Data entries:
——

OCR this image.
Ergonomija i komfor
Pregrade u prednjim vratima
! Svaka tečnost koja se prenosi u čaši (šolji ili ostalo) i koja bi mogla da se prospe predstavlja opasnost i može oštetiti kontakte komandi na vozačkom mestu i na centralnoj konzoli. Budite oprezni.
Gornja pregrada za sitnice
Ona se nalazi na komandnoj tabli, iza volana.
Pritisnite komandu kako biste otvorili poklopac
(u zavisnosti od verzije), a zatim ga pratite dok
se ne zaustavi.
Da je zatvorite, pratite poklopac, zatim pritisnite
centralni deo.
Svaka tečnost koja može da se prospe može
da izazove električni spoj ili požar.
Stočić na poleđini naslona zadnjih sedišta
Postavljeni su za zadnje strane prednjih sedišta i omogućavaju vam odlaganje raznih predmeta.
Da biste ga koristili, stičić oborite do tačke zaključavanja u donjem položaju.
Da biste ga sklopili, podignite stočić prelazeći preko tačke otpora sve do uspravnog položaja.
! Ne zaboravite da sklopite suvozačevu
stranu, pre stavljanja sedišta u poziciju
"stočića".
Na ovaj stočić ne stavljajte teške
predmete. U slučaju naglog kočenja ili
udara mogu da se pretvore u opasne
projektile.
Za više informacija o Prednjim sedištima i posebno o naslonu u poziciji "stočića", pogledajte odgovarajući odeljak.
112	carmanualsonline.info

——

- **WHAT IS NEEDED**
Copy out each record, keeping every word as it is.

- **FULL RESPONSE**
OCR this image.
Ergonomija i komfor
Pregrade u prednjim vratima
! Svaka tečnost koja se prenosi u čaši (šolji ili ostalo) i koja bi mogla da se prospe predstavlja opasnost i može oštetiti kontakte komandi na vozačkom mestu i na centralnoj konzoli. Budite oprezni.
Gornja pregrada za sitnice
Ona se nalazi na komandnoj tabli, iza volana.
Pritisnite komandu kako biste otvorili poklopac
(u zavisnosti od verzije), a zatim ga pratite dok
se ne zaustavi.
Da je zatvorite, pratite poklopac, zatim pritisnite
centralni deo.
Svaka tečnost koja može da se prospe može
da izazove električni spoj ili požar.
Stočić na poleđini naslona zadnjih sedišta
Postavljeni su za zadnje strane prednjih sedišta i omogućavaju vam odlaganje raznih predmeta.
Da biste ga koristili, stičić oborite do tačke zaključavanja u donjem položaju.
Da biste ga sklopili, podignite stočić prelazeći preko tačke otpora sve do uspravnog položaja.
! Ne zaboravite da sklopite suvozačevu
stranu, pre stavljanja sedišta u poziciju
"stočića".
Na ovaj stočić ne stavljajte teške
predmete. U slučaju naglog kočenja ili
udara mogu da se pretvore u opasne
projektile.
Za više informacija o Prednjim sedištima i posebno o naslonu u poziciji "stočića", pogledajte odgovarajući odeljak.
112	carmanualsonline.info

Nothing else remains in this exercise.